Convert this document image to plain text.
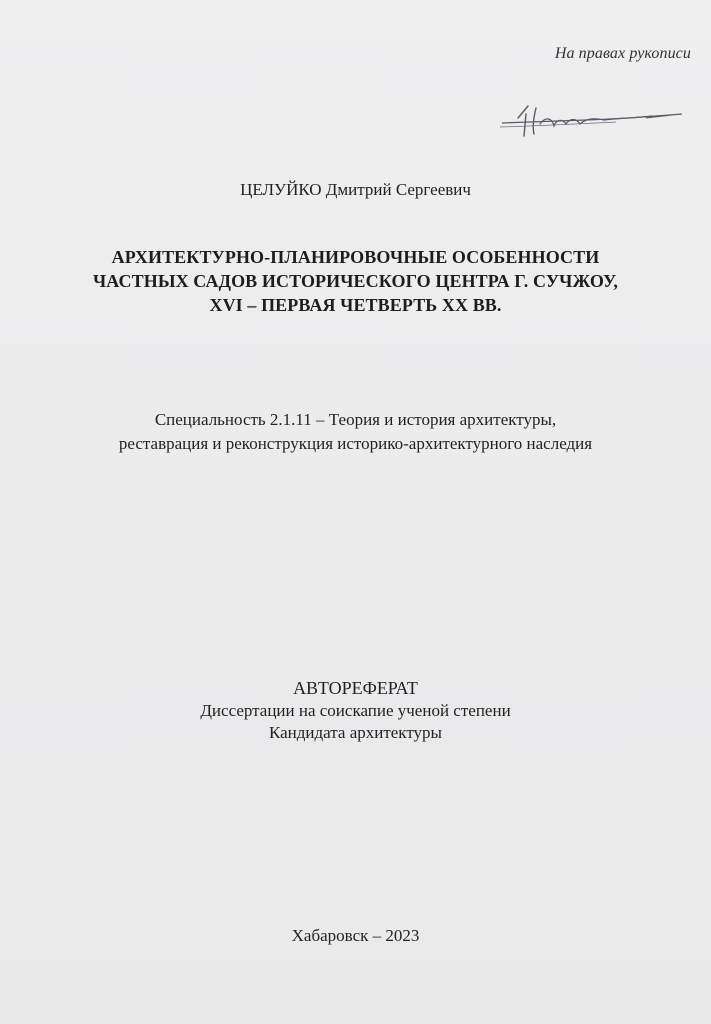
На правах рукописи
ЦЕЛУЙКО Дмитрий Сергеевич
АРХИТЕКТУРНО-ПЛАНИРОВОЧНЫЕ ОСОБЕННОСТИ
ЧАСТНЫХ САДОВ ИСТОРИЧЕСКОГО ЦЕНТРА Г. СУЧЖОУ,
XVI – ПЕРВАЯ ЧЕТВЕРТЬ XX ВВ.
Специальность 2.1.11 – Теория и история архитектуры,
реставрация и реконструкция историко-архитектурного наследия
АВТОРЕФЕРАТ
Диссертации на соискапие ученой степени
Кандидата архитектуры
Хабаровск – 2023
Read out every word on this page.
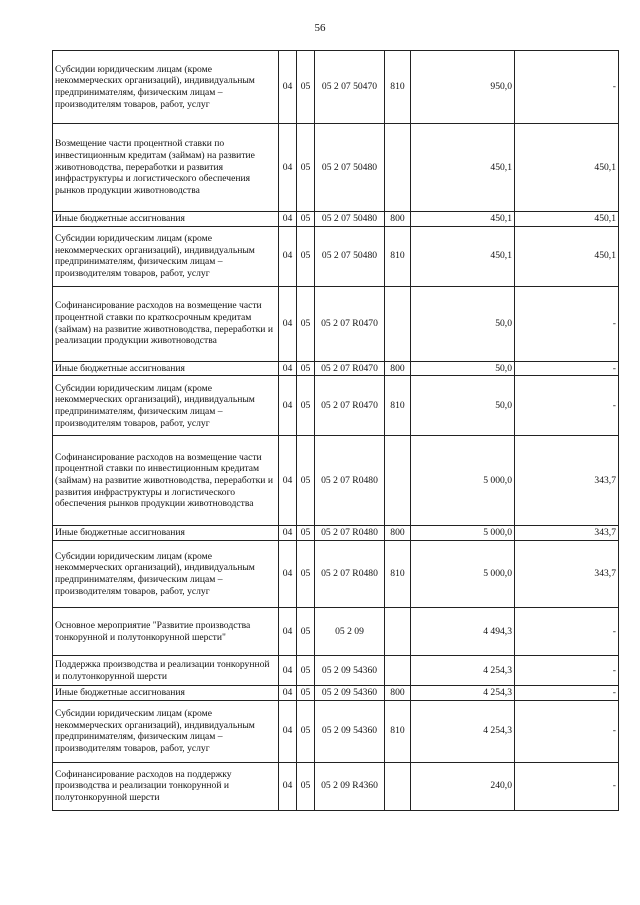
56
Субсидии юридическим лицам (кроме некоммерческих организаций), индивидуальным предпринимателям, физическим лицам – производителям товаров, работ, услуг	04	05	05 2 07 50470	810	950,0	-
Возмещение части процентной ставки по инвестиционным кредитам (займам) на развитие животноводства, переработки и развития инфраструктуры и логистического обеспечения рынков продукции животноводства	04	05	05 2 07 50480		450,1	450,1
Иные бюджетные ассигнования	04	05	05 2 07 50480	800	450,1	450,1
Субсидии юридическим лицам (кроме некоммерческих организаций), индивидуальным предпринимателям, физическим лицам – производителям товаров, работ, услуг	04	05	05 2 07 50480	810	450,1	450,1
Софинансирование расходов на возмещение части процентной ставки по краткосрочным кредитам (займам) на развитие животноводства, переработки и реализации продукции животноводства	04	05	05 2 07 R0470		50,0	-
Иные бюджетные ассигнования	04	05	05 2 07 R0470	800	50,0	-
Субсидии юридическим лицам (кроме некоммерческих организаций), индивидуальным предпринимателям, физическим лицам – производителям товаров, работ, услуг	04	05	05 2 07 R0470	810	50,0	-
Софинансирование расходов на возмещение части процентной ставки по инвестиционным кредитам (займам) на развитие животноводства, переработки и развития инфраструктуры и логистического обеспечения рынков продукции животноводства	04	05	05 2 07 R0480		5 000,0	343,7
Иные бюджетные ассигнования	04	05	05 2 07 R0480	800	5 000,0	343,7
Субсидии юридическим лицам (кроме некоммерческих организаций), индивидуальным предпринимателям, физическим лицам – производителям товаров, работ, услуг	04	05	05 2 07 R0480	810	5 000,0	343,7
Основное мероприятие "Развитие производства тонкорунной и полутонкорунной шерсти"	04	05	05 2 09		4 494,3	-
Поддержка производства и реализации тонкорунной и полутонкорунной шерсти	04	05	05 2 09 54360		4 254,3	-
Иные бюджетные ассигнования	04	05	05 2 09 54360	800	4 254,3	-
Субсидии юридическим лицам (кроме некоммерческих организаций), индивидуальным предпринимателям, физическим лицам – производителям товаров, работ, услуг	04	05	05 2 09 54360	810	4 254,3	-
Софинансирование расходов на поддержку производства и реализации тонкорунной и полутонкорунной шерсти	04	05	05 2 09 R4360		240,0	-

....................

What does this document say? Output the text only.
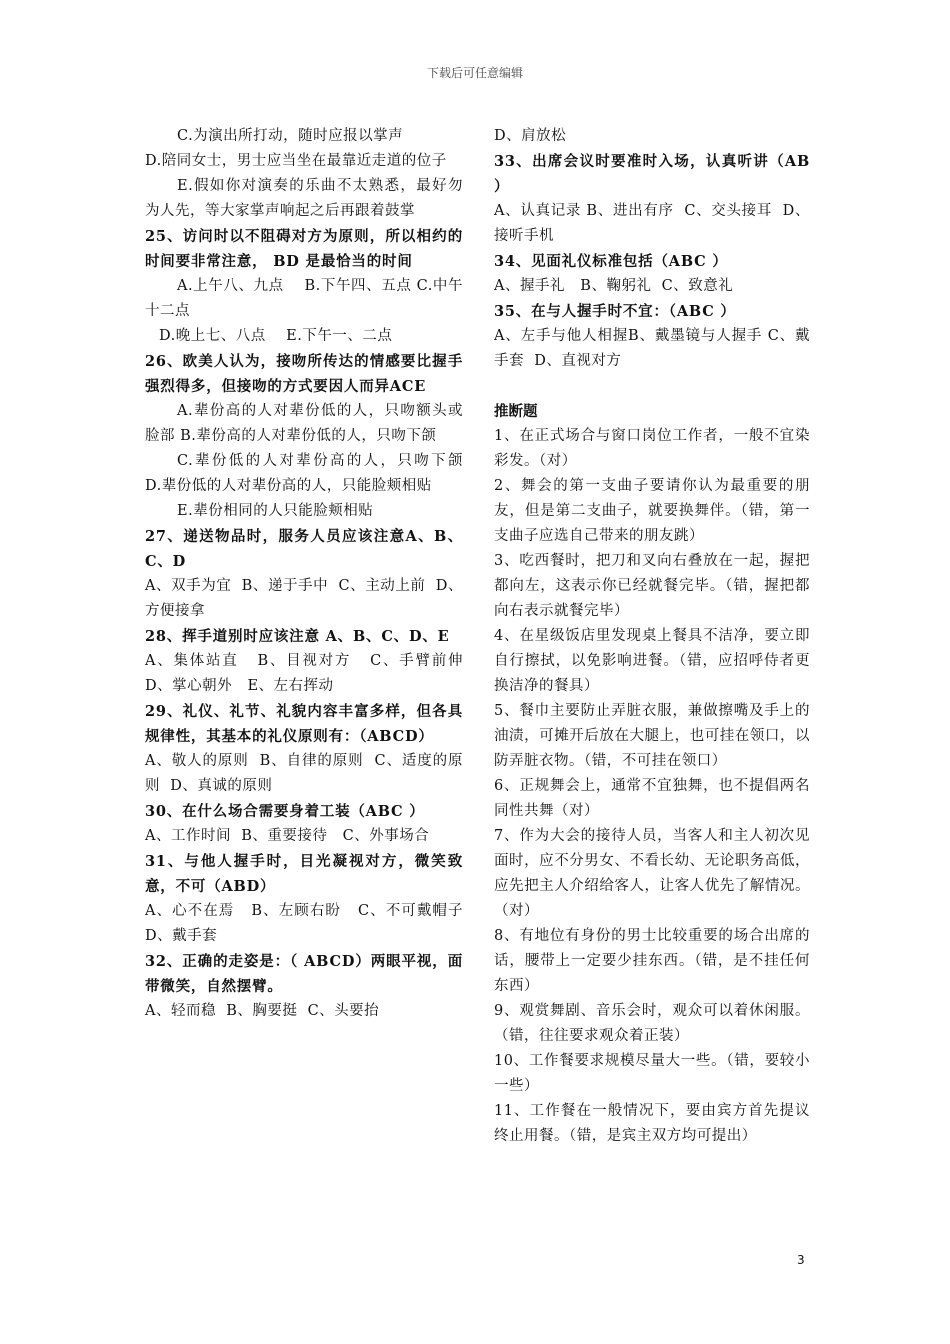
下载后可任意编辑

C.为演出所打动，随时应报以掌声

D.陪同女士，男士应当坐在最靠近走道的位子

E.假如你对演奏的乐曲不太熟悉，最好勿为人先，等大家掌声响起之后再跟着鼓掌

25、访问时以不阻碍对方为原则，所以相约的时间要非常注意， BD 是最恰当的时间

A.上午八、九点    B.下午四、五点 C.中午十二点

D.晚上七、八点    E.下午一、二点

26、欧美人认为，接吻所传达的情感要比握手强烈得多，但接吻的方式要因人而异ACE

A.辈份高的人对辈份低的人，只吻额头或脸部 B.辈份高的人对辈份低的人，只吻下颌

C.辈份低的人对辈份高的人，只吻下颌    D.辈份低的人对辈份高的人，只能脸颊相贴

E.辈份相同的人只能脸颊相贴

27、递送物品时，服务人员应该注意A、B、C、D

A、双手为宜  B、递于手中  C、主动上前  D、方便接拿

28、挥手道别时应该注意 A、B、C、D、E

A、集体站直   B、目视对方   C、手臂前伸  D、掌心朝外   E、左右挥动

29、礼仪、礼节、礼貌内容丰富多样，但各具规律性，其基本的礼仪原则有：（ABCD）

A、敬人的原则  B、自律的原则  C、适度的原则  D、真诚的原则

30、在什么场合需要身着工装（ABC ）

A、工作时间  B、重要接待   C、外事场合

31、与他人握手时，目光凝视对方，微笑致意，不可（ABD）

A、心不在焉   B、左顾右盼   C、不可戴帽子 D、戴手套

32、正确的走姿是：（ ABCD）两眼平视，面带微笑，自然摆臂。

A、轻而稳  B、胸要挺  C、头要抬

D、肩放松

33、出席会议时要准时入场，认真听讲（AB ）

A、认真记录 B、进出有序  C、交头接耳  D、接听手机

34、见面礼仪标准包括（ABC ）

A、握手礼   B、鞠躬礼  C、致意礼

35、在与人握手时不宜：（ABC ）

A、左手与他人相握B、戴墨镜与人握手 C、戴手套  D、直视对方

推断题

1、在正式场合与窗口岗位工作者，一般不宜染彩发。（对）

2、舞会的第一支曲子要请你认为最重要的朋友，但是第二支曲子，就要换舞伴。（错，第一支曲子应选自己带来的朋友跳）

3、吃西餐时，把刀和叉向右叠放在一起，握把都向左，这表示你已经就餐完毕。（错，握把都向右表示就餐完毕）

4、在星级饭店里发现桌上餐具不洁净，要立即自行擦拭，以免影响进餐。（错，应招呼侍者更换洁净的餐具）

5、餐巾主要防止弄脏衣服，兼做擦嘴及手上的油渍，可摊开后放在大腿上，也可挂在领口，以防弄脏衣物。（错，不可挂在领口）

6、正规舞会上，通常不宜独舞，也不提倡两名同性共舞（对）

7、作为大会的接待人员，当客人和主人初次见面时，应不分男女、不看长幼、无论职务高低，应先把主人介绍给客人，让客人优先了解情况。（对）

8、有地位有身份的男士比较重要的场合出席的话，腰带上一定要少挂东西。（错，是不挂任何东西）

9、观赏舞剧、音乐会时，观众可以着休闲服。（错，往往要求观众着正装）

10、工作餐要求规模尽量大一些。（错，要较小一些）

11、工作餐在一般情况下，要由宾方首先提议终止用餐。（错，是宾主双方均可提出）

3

....................

#### Given exercise
Which lines hold the word "архитектуры"? Return all of them from the records above.

#### Output below
Специальность 2.1.11 – Теория и история архитектуры,
Кандидата архитектуры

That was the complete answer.